**WHAT YOU ARE ASKED TO DO**
In your copy, include every line of the listing below exactly but none of the pictures.

------------------------

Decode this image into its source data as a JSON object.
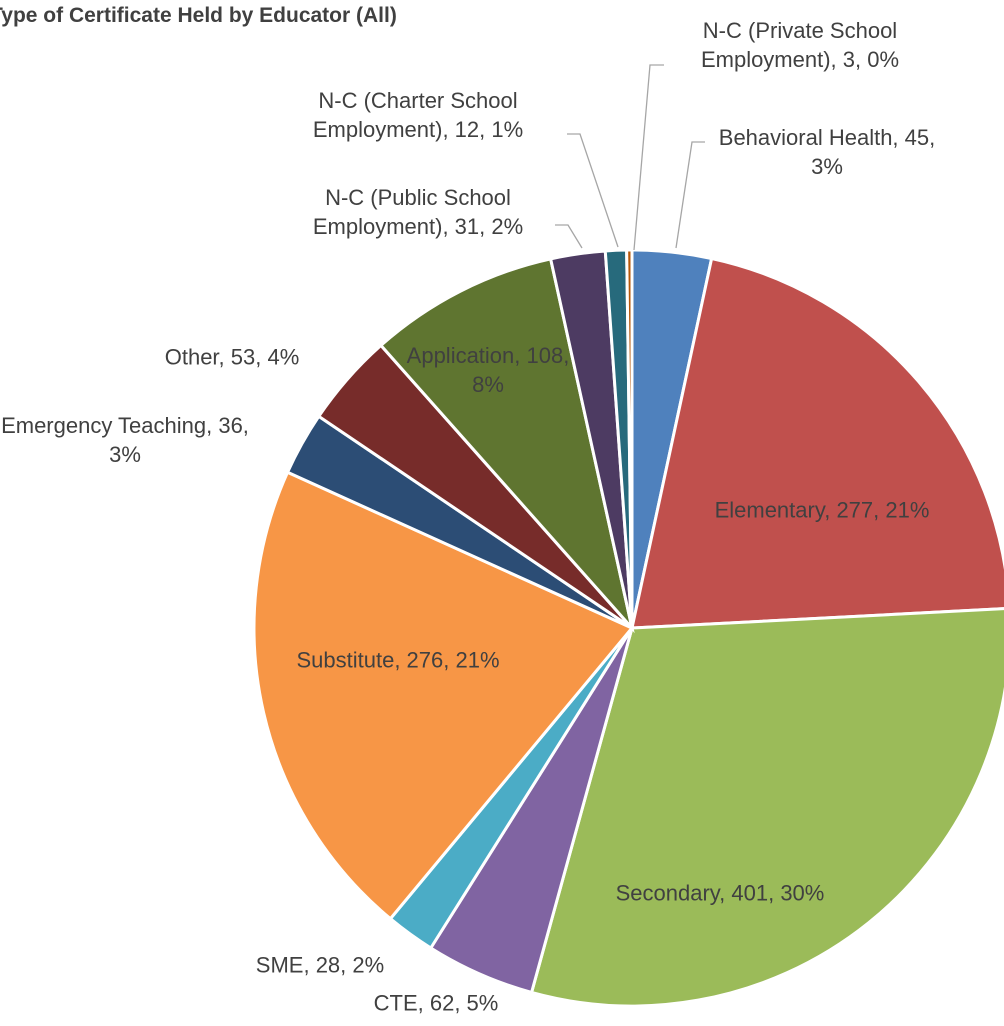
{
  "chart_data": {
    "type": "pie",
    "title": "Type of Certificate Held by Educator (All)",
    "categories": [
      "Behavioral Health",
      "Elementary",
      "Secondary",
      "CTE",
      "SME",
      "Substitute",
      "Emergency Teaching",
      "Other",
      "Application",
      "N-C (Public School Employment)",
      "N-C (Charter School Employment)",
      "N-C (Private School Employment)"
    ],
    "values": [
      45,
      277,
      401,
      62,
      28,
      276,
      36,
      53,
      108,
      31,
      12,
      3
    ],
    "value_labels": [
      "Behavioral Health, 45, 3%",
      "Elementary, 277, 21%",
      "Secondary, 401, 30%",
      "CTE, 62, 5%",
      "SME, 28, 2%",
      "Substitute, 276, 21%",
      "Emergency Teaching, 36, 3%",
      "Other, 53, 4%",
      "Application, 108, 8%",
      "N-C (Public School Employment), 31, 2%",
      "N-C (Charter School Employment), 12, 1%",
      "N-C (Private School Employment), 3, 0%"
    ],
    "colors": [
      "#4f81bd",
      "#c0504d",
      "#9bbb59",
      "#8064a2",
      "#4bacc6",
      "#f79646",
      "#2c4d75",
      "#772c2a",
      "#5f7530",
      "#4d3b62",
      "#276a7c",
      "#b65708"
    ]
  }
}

------------------------

**COMPLETE OUTPUT**
Decode this image into its source data as a JSON object.
{
  "chart_data": {
    "type": "pie",
    "title": "Type of Certificate Held by Educator (All)",
    "categories": [
      "Behavioral Health",
      "Elementary",
      "Secondary",
      "CTE",
      "SME",
      "Substitute",
      "Emergency Teaching",
      "Other",
      "Application",
      "N-C (Public School Employment)",
      "N-C (Charter School Employment)",
      "N-C (Private School Employment)"
    ],
    "values": [
      45,
      277,
      401,
      62,
      28,
      276,
      36,
      53,
      108,
      31,
      12,
      3
    ],
    "value_labels": [
      "Behavioral Health, 45, 3%",
      "Elementary, 277, 21%",
      "Secondary, 401, 30%",
      "CTE, 62, 5%",
      "SME, 28, 2%",
      "Substitute, 276, 21%",
      "Emergency Teaching, 36, 3%",
      "Other, 53, 4%",
      "Application, 108, 8%",
      "N-C (Public School Employment), 31, 2%",
      "N-C (Charter School Employment), 12, 1%",
      "N-C (Private School Employment), 3, 0%"
    ],
    "colors": [
      "#4f81bd",
      "#c0504d",
      "#9bbb59",
      "#8064a2",
      "#4bacc6",
      "#f79646",
      "#2c4d75",
      "#772c2a",
      "#5f7530",
      "#4d3b62",
      "#276a7c",
      "#b65708"
    ]
  }
}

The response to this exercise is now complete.